[Start of Record excerpts]
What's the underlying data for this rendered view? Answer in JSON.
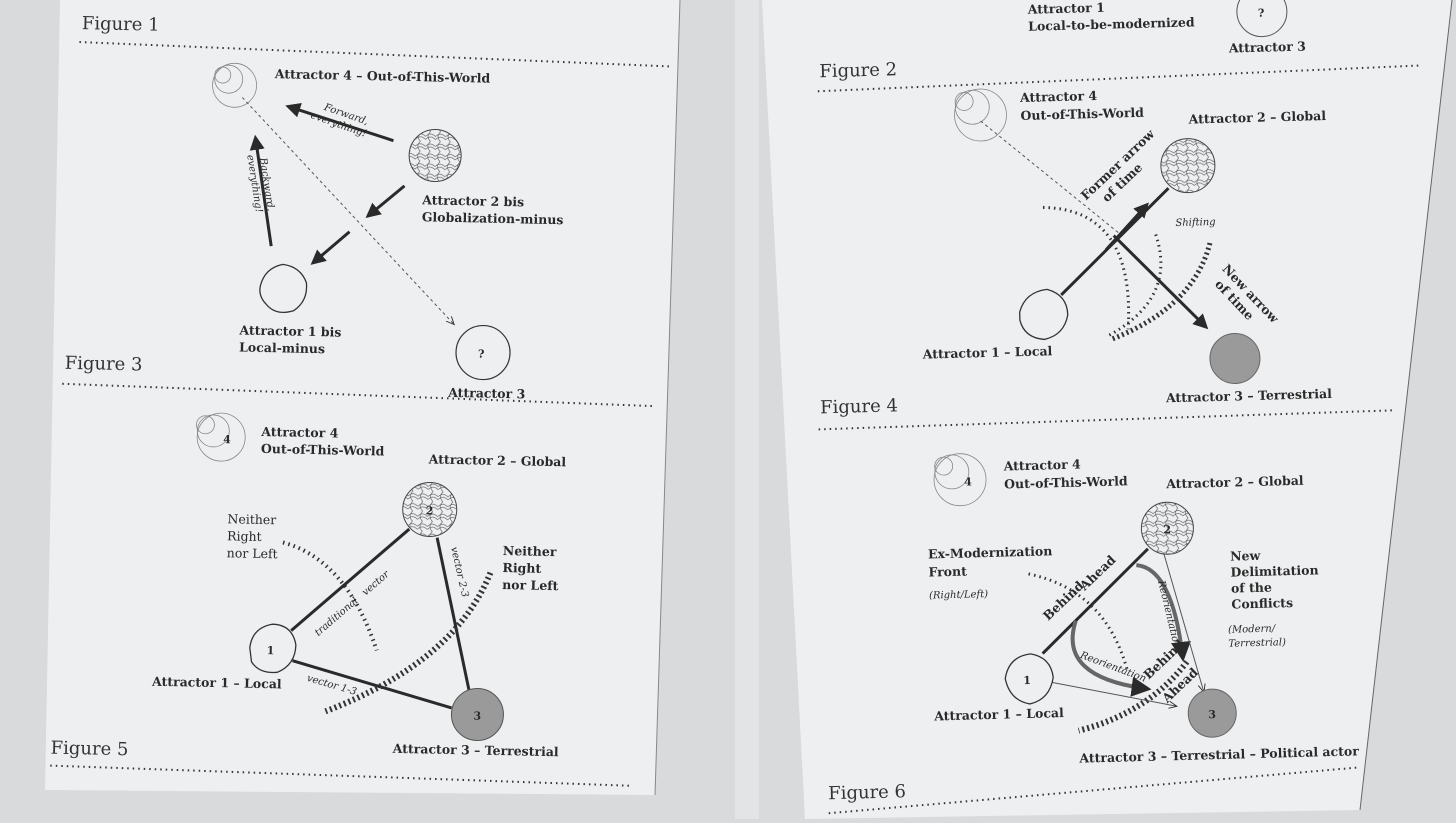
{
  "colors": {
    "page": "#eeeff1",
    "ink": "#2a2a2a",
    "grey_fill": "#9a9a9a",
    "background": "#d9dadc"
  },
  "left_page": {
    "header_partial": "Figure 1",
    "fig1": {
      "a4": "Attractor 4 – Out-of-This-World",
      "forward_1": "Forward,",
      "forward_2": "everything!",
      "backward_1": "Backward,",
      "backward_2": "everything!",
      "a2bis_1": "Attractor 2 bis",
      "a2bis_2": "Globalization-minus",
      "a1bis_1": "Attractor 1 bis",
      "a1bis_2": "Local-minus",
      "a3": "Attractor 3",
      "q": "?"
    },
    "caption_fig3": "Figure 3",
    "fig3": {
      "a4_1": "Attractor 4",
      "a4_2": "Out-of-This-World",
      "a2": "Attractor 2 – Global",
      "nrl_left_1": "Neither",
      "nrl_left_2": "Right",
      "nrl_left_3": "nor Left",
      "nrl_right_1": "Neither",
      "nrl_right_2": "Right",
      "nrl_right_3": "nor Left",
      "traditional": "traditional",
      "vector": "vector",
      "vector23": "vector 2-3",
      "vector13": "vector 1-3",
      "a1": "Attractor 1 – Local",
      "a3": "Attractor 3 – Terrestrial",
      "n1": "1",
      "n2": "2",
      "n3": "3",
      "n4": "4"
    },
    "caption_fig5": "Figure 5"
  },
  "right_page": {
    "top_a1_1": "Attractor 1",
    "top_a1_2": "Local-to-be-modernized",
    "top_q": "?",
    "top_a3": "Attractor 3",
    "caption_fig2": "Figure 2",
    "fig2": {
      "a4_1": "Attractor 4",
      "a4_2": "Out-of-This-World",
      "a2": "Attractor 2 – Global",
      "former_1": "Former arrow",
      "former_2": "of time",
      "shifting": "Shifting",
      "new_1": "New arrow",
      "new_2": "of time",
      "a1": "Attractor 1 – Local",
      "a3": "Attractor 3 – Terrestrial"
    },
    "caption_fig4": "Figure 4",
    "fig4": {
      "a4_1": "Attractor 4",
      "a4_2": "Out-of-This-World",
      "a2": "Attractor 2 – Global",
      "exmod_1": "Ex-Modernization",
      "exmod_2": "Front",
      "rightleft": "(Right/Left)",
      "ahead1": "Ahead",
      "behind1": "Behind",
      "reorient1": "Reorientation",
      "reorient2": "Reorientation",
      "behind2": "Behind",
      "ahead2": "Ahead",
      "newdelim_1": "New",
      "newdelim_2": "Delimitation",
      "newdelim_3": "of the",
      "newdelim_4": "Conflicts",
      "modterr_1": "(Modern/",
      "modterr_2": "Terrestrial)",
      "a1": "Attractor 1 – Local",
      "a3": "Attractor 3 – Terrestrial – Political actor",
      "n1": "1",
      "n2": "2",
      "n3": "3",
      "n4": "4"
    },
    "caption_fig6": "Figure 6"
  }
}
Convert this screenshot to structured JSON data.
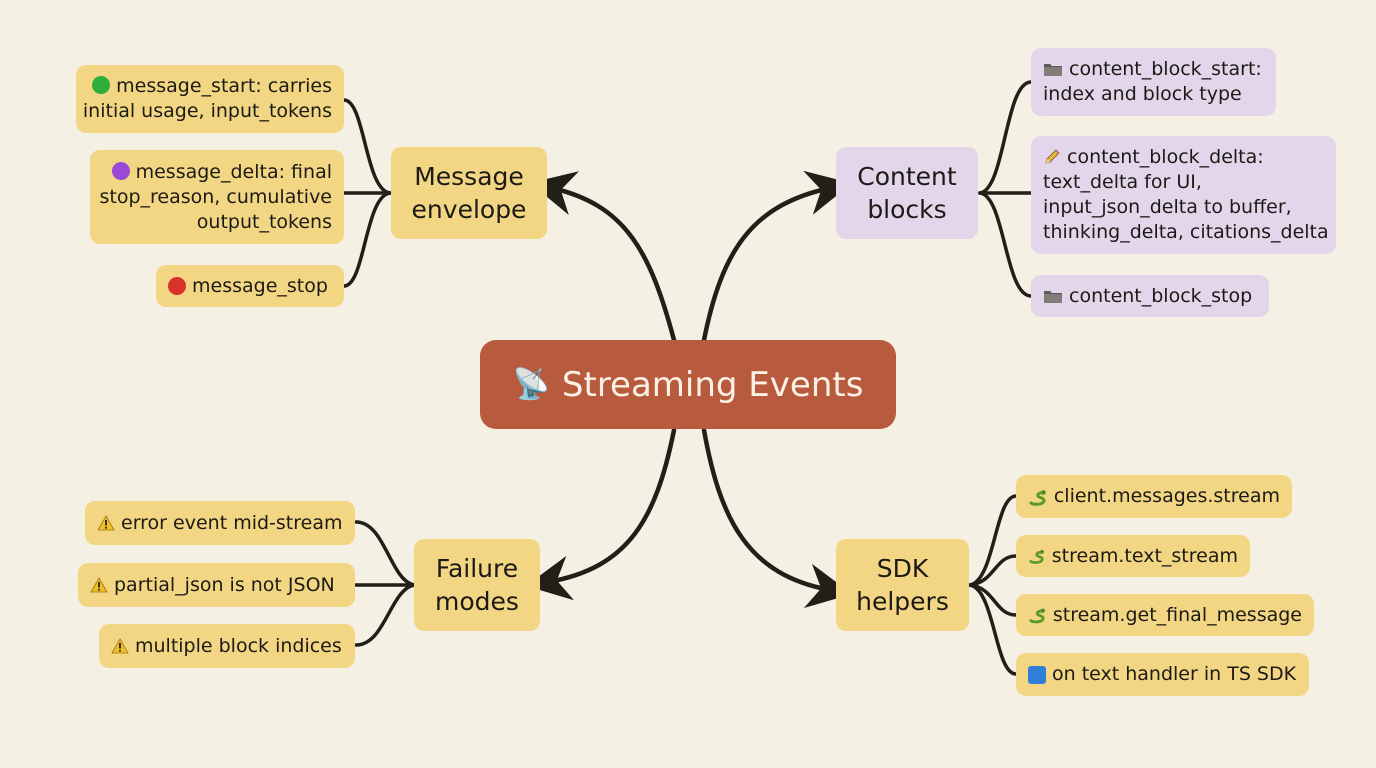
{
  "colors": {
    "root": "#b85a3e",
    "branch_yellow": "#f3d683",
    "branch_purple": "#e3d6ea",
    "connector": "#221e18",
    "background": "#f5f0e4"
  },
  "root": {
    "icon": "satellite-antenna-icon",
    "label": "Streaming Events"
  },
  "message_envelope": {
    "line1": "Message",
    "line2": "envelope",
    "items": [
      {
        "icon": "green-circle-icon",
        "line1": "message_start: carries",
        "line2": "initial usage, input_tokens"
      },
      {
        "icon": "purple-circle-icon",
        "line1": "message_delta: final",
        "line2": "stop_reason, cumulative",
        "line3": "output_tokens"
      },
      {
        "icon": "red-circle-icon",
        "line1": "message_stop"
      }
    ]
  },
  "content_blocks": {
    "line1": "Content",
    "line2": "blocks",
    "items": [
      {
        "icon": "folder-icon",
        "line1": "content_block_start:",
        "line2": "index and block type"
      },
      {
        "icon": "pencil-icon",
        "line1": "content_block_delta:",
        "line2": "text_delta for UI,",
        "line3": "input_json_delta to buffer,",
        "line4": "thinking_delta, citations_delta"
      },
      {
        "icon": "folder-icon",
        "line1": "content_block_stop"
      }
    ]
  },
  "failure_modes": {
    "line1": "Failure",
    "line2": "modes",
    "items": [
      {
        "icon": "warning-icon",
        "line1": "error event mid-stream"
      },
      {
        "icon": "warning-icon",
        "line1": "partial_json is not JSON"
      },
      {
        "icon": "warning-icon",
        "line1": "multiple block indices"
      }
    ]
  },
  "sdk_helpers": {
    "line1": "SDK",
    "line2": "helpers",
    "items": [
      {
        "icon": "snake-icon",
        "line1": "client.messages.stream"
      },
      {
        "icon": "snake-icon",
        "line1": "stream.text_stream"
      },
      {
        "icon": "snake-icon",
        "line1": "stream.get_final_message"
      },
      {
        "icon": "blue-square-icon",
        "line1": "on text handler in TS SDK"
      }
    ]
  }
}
[End of Record excerpts]
Identify the lines of the entries containing the string "circle". Copy each such line.

* **Solution to the problem**:
        "icon": "green-circle-icon",
        "icon": "purple-circle-icon",
        "icon": "red-circle-icon",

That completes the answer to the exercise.